(Collected data entries)
——

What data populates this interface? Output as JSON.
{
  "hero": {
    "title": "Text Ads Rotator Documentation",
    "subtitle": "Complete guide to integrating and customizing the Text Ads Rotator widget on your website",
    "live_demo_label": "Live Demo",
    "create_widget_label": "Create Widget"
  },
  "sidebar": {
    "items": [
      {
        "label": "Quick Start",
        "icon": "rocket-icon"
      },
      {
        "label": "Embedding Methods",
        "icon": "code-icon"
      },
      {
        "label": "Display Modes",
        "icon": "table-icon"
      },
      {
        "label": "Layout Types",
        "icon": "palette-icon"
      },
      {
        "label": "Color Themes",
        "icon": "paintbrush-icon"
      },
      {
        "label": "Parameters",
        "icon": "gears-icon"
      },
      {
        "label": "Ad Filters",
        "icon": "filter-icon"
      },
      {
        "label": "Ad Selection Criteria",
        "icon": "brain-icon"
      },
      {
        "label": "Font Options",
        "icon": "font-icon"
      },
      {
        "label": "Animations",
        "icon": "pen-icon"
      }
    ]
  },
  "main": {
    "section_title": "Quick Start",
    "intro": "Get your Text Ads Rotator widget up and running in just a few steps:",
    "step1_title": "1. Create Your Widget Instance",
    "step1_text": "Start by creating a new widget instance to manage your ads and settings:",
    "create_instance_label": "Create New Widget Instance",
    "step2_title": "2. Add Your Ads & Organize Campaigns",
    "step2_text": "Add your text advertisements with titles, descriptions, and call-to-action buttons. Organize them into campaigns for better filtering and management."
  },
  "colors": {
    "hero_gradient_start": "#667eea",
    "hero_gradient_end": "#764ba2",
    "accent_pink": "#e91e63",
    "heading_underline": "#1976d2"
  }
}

——

Pull every line containing the word "Rotator" out of the entries above.

    "title": "Text Ads Rotator Documentation",
    "subtitle": "Complete guide to integrating and customizing the Text Ads Rotator widget on your website",
    "intro": "Get your Text Ads Rotator widget up and running in just a few steps:",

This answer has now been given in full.